- MATERIALS PROVIDED:

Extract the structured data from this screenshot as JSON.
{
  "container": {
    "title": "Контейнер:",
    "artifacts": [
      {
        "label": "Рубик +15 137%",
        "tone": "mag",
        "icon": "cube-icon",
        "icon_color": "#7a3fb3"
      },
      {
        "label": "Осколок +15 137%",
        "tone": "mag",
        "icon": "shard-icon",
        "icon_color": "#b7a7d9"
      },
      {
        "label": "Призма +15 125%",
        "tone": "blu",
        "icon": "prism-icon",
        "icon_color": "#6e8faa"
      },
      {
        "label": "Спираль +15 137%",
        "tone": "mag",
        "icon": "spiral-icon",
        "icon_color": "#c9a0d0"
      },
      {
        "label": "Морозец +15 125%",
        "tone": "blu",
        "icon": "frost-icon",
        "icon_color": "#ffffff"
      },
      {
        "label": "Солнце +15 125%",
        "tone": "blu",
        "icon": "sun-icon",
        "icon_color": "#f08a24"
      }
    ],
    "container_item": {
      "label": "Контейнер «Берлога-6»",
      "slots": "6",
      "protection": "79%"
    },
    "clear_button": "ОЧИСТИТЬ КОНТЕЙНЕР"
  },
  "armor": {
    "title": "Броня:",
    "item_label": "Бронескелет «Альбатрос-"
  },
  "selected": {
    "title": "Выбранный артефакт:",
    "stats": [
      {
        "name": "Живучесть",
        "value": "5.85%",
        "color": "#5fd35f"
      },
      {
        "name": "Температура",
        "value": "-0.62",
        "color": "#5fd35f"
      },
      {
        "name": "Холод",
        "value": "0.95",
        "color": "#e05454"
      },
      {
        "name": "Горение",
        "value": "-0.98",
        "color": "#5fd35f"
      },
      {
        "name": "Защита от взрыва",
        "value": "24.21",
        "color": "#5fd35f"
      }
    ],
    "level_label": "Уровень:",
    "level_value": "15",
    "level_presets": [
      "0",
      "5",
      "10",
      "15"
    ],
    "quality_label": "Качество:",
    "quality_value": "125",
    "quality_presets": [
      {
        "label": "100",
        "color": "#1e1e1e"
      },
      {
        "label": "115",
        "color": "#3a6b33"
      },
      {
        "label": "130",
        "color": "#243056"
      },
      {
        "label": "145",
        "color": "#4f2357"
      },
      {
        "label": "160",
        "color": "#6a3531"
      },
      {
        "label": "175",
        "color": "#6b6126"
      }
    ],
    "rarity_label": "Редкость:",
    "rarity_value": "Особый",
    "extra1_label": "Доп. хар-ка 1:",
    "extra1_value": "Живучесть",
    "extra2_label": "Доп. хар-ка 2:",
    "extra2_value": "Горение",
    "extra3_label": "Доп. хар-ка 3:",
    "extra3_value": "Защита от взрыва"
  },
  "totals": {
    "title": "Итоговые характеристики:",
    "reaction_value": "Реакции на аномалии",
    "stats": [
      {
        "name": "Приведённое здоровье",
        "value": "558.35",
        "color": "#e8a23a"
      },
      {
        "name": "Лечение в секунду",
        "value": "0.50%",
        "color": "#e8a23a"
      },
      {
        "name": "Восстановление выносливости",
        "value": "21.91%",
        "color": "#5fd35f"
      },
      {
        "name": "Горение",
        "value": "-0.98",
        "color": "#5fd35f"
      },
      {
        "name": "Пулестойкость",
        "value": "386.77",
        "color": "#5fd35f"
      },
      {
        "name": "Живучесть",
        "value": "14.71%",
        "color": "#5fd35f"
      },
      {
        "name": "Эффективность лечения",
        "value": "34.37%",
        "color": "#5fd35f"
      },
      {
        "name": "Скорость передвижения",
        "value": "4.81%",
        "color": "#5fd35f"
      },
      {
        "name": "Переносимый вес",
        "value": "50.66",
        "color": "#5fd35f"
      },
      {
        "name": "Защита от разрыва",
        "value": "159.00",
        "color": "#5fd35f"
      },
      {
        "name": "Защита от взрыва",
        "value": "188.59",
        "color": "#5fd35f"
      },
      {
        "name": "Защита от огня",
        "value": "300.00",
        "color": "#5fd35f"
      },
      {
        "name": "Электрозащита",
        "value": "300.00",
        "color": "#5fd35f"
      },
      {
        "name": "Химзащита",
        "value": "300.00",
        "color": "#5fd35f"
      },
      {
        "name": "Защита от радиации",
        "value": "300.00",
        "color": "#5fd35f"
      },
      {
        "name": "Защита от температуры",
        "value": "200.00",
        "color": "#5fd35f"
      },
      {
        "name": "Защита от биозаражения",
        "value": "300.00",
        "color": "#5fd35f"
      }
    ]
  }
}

- WHAT TO PRODUCE:
Retype all of the entries precisely as they are.

- EXERCISE RESULT:
Extract the structured data from this screenshot as JSON.
{
  "container": {
    "title": "Контейнер:",
    "artifacts": [
      {
        "label": "Рубик +15 137%",
        "tone": "mag",
        "icon": "cube-icon",
        "icon_color": "#7a3fb3"
      },
      {
        "label": "Осколок +15 137%",
        "tone": "mag",
        "icon": "shard-icon",
        "icon_color": "#b7a7d9"
      },
      {
        "label": "Призма +15 125%",
        "tone": "blu",
        "icon": "prism-icon",
        "icon_color": "#6e8faa"
      },
      {
        "label": "Спираль +15 137%",
        "tone": "mag",
        "icon": "spiral-icon",
        "icon_color": "#c9a0d0"
      },
      {
        "label": "Морозец +15 125%",
        "tone": "blu",
        "icon": "frost-icon",
        "icon_color": "#ffffff"
      },
      {
        "label": "Солнце +15 125%",
        "tone": "blu",
        "icon": "sun-icon",
        "icon_color": "#f08a24"
      }
    ],
    "container_item": {
      "label": "Контейнер «Берлога-6»",
      "slots": "6",
      "protection": "79%"
    },
    "clear_button": "ОЧИСТИТЬ КОНТЕЙНЕР"
  },
  "armor": {
    "title": "Броня:",
    "item_label": "Бронескелет «Альбатрос-"
  },
  "selected": {
    "title": "Выбранный артефакт:",
    "stats": [
      {
        "name": "Живучесть",
        "value": "5.85%",
        "color": "#5fd35f"
      },
      {
        "name": "Температура",
        "value": "-0.62",
        "color": "#5fd35f"
      },
      {
        "name": "Холод",
        "value": "0.95",
        "color": "#e05454"
      },
      {
        "name": "Горение",
        "value": "-0.98",
        "color": "#5fd35f"
      },
      {
        "name": "Защита от взрыва",
        "value": "24.21",
        "color": "#5fd35f"
      }
    ],
    "level_label": "Уровень:",
    "level_value": "15",
    "level_presets": [
      "0",
      "5",
      "10",
      "15"
    ],
    "quality_label": "Качество:",
    "quality_value": "125",
    "quality_presets": [
      {
        "label": "100",
        "color": "#1e1e1e"
      },
      {
        "label": "115",
        "color": "#3a6b33"
      },
      {
        "label": "130",
        "color": "#243056"
      },
      {
        "label": "145",
        "color": "#4f2357"
      },
      {
        "label": "160",
        "color": "#6a3531"
      },
      {
        "label": "175",
        "color": "#6b6126"
      }
    ],
    "rarity_label": "Редкость:",
    "rarity_value": "Особый",
    "extra1_label": "Доп. хар-ка 1:",
    "extra1_value": "Живучесть",
    "extra2_label": "Доп. хар-ка 2:",
    "extra2_value": "Горение",
    "extra3_label": "Доп. хар-ка 3:",
    "extra3_value": "Защита от взрыва"
  },
  "totals": {
    "title": "Итоговые характеристики:",
    "reaction_value": "Реакции на аномалии",
    "stats": [
      {
        "name": "Приведённое здоровье",
        "value": "558.35",
        "color": "#e8a23a"
      },
      {
        "name": "Лечение в секунду",
        "value": "0.50%",
        "color": "#e8a23a"
      },
      {
        "name": "Восстановление выносливости",
        "value": "21.91%",
        "color": "#5fd35f"
      },
      {
        "name": "Горение",
        "value": "-0.98",
        "color": "#5fd35f"
      },
      {
        "name": "Пулестойкость",
        "value": "386.77",
        "color": "#5fd35f"
      },
      {
        "name": "Живучесть",
        "value": "14.71%",
        "color": "#5fd35f"
      },
      {
        "name": "Эффективность лечения",
        "value": "34.37%",
        "color": "#5fd35f"
      },
      {
        "name": "Скорость передвижения",
        "value": "4.81%",
        "color": "#5fd35f"
      },
      {
        "name": "Переносимый вес",
        "value": "50.66",
        "color": "#5fd35f"
      },
      {
        "name": "Защита от разрыва",
        "value": "159.00",
        "color": "#5fd35f"
      },
      {
        "name": "Защита от взрыва",
        "value": "188.59",
        "color": "#5fd35f"
      },
      {
        "name": "Защита от огня",
        "value": "300.00",
        "color": "#5fd35f"
      },
      {
        "name": "Электрозащита",
        "value": "300.00",
        "color": "#5fd35f"
      },
      {
        "name": "Химзащита",
        "value": "300.00",
        "color": "#5fd35f"
      },
      {
        "name": "Защита от радиации",
        "value": "300.00",
        "color": "#5fd35f"
      },
      {
        "name": "Защита от температуры",
        "value": "200.00",
        "color": "#5fd35f"
      },
      {
        "name": "Защита от биозаражения",
        "value": "300.00",
        "color": "#5fd35f"
      }
    ]
  }
}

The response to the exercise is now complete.